— START THE RECORDS —
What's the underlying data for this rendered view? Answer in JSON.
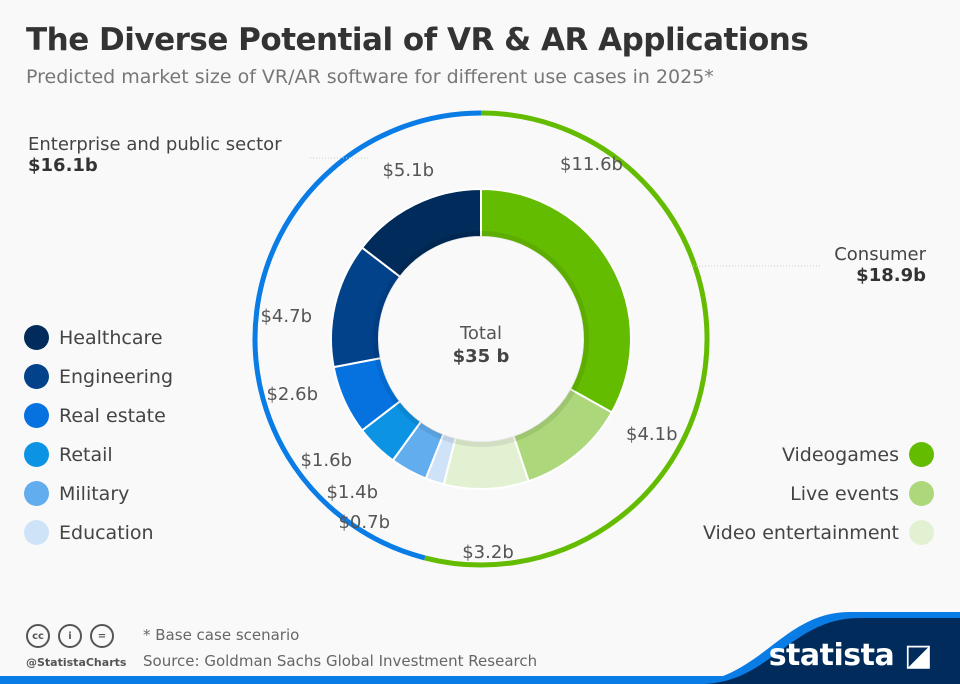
{
  "title": "The Diverse Potential of VR & AR Applications",
  "subtitle": "Predicted market size of VR/AR software for different use cases in 2025*",
  "chart_data": {
    "type": "pie",
    "donut": true,
    "title": "The Diverse Potential of VR & AR Applications",
    "subtitle": "Predicted market size of VR/AR software for different use cases in 2025*",
    "unit": "billion USD",
    "total": {
      "label": "Total",
      "value_label": "$35 b",
      "value": 35
    },
    "groups": [
      {
        "name": "Consumer",
        "value": 18.9,
        "value_label": "$18.9b",
        "color": "#64bc00"
      },
      {
        "name": "Enterprise and public sector",
        "value": 16.1,
        "value_label": "$16.1b",
        "color": "#0a7ce6"
      }
    ],
    "slices": [
      {
        "name": "Videogames",
        "value": 11.6,
        "label": "$11.6b",
        "color": "#64bc00",
        "group": "Consumer"
      },
      {
        "name": "Live events",
        "value": 4.1,
        "label": "$4.1b",
        "color": "#acd77a",
        "group": "Consumer"
      },
      {
        "name": "Video entertainment",
        "value": 3.2,
        "label": "$3.2b",
        "color": "#e3f1d3",
        "group": "Consumer"
      },
      {
        "name": "Education",
        "value": 0.7,
        "label": "$0.7b",
        "color": "#cfe3f8",
        "group": "Enterprise and public sector"
      },
      {
        "name": "Military",
        "value": 1.4,
        "label": "$1.4b",
        "color": "#62adee",
        "group": "Enterprise and public sector"
      },
      {
        "name": "Retail",
        "value": 1.6,
        "label": "$1.6b",
        "color": "#0d93e4",
        "group": "Enterprise and public sector"
      },
      {
        "name": "Real estate",
        "value": 2.6,
        "label": "$2.6b",
        "color": "#0672e0",
        "group": "Enterprise and public sector"
      },
      {
        "name": "Engineering",
        "value": 4.7,
        "label": "$4.7b",
        "color": "#01428a",
        "group": "Enterprise and public sector"
      },
      {
        "name": "Healthcare",
        "value": 5.1,
        "label": "$5.1b",
        "color": "#002b5a",
        "group": "Enterprise and public sector"
      }
    ],
    "legend_left": [
      "Healthcare",
      "Engineering",
      "Real estate",
      "Retail",
      "Military",
      "Education"
    ],
    "legend_right": [
      "Videogames",
      "Live events",
      "Video entertainment"
    ]
  },
  "footer": {
    "note": "* Base case scenario",
    "source": "Source: Goldman Sachs Global Investment Research",
    "handle": "@StatistaCharts",
    "logo": "statista",
    "license_icons": [
      "cc",
      "i",
      "="
    ]
  }
}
— END THE RECORDS —
### WHAT NEEDS TO BE DONE
Where a line contains "Diverse", copy that line.

### FINAL RESULT
  "title": "The Diverse Potential of VR & AR Applications",
    "title": "The Diverse Potential of VR & AR Applications",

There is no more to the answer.